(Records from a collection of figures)

>> Start

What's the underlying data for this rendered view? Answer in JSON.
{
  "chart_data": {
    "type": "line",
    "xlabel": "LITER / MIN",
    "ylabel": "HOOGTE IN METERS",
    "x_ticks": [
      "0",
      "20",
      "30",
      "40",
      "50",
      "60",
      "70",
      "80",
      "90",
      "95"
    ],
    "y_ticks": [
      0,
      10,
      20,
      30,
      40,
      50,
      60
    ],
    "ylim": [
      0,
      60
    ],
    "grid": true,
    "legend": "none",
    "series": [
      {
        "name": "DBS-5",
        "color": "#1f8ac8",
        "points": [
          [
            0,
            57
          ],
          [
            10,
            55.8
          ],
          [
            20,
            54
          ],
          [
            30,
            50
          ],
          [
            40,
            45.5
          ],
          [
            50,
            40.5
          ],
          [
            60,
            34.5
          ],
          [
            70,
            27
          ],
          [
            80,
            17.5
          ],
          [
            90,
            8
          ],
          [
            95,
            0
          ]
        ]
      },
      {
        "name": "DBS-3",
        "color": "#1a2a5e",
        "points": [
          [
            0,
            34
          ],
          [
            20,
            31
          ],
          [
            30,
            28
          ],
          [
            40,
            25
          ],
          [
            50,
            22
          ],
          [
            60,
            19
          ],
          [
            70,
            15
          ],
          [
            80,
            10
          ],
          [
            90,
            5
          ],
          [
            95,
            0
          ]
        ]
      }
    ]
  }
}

>> End

■ CHALLENGE: Transcribe all of the lines in the records precisely.

■ EXPECTED ANSWER:
What's the underlying data for this rendered view? Answer in JSON.
{
  "chart_data": {
    "type": "line",
    "xlabel": "LITER / MIN",
    "ylabel": "HOOGTE IN METERS",
    "x_ticks": [
      "0",
      "20",
      "30",
      "40",
      "50",
      "60",
      "70",
      "80",
      "90",
      "95"
    ],
    "y_ticks": [
      0,
      10,
      20,
      30,
      40,
      50,
      60
    ],
    "ylim": [
      0,
      60
    ],
    "grid": true,
    "legend": "none",
    "series": [
      {
        "name": "DBS-5",
        "color": "#1f8ac8",
        "points": [
          [
            0,
            57
          ],
          [
            10,
            55.8
          ],
          [
            20,
            54
          ],
          [
            30,
            50
          ],
          [
            40,
            45.5
          ],
          [
            50,
            40.5
          ],
          [
            60,
            34.5
          ],
          [
            70,
            27
          ],
          [
            80,
            17.5
          ],
          [
            90,
            8
          ],
          [
            95,
            0
          ]
        ]
      },
      {
        "name": "DBS-3",
        "color": "#1a2a5e",
        "points": [
          [
            0,
            34
          ],
          [
            20,
            31
          ],
          [
            30,
            28
          ],
          [
            40,
            25
          ],
          [
            50,
            22
          ],
          [
            60,
            19
          ],
          [
            70,
            15
          ],
          [
            80,
            10
          ],
          [
            90,
            5
          ],
          [
            95,
            0
          ]
        ]
      }
    ]
  }
}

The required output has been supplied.